DESCRIPTION OF THE TASK:
Write down each entry again, exactly as it reads.
──────────
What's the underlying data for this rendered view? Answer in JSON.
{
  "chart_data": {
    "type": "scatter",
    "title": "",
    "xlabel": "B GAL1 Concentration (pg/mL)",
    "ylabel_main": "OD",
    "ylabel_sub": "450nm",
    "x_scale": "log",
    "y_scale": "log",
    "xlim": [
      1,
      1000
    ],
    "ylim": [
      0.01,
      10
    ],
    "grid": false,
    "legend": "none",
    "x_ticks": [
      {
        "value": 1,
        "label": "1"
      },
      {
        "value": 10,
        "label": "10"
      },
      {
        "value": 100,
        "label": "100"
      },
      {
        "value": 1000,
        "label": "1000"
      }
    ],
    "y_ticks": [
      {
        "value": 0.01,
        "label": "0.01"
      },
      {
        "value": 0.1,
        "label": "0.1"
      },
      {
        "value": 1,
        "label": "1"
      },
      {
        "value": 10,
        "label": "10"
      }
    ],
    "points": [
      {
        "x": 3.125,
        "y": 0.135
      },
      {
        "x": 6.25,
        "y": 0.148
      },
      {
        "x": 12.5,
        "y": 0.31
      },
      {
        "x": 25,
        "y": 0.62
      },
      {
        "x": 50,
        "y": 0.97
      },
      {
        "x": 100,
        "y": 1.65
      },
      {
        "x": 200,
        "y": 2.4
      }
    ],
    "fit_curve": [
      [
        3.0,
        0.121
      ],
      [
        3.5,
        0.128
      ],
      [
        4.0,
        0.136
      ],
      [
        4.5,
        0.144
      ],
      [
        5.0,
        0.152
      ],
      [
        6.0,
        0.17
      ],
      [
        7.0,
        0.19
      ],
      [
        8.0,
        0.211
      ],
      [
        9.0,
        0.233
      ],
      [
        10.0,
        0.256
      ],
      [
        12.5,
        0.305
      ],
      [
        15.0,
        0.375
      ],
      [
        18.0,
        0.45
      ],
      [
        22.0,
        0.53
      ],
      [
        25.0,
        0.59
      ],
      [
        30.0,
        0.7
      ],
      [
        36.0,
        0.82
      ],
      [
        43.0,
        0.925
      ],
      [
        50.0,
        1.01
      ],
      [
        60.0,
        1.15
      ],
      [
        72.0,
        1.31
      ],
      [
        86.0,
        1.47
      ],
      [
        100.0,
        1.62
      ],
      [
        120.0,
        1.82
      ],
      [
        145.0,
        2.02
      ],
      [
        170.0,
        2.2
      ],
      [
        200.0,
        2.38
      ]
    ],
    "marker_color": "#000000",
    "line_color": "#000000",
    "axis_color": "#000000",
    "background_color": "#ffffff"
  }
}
──────────
WRITTEN REPLY:
What's the underlying data for this rendered view? Answer in JSON.
{
  "chart_data": {
    "type": "scatter",
    "title": "",
    "xlabel": "B GAL1 Concentration (pg/mL)",
    "ylabel_main": "OD",
    "ylabel_sub": "450nm",
    "x_scale": "log",
    "y_scale": "log",
    "xlim": [
      1,
      1000
    ],
    "ylim": [
      0.01,
      10
    ],
    "grid": false,
    "legend": "none",
    "x_ticks": [
      {
        "value": 1,
        "label": "1"
      },
      {
        "value": 10,
        "label": "10"
      },
      {
        "value": 100,
        "label": "100"
      },
      {
        "value": 1000,
        "label": "1000"
      }
    ],
    "y_ticks": [
      {
        "value": 0.01,
        "label": "0.01"
      },
      {
        "value": 0.1,
        "label": "0.1"
      },
      {
        "value": 1,
        "label": "1"
      },
      {
        "value": 10,
        "label": "10"
      }
    ],
    "points": [
      {
        "x": 3.125,
        "y": 0.135
      },
      {
        "x": 6.25,
        "y": 0.148
      },
      {
        "x": 12.5,
        "y": 0.31
      },
      {
        "x": 25,
        "y": 0.62
      },
      {
        "x": 50,
        "y": 0.97
      },
      {
        "x": 100,
        "y": 1.65
      },
      {
        "x": 200,
        "y": 2.4
      }
    ],
    "fit_curve": [
      [
        3.0,
        0.121
      ],
      [
        3.5,
        0.128
      ],
      [
        4.0,
        0.136
      ],
      [
        4.5,
        0.144
      ],
      [
        5.0,
        0.152
      ],
      [
        6.0,
        0.17
      ],
      [
        7.0,
        0.19
      ],
      [
        8.0,
        0.211
      ],
      [
        9.0,
        0.233
      ],
      [
        10.0,
        0.256
      ],
      [
        12.5,
        0.305
      ],
      [
        15.0,
        0.375
      ],
      [
        18.0,
        0.45
      ],
      [
        22.0,
        0.53
      ],
      [
        25.0,
        0.59
      ],
      [
        30.0,
        0.7
      ],
      [
        36.0,
        0.82
      ],
      [
        43.0,
        0.925
      ],
      [
        50.0,
        1.01
      ],
      [
        60.0,
        1.15
      ],
      [
        72.0,
        1.31
      ],
      [
        86.0,
        1.47
      ],
      [
        100.0,
        1.62
      ],
      [
        120.0,
        1.82
      ],
      [
        145.0,
        2.02
      ],
      [
        170.0,
        2.2
      ],
      [
        200.0,
        2.38
      ]
    ],
    "marker_color": "#000000",
    "line_color": "#000000",
    "axis_color": "#000000",
    "background_color": "#ffffff"
  }
}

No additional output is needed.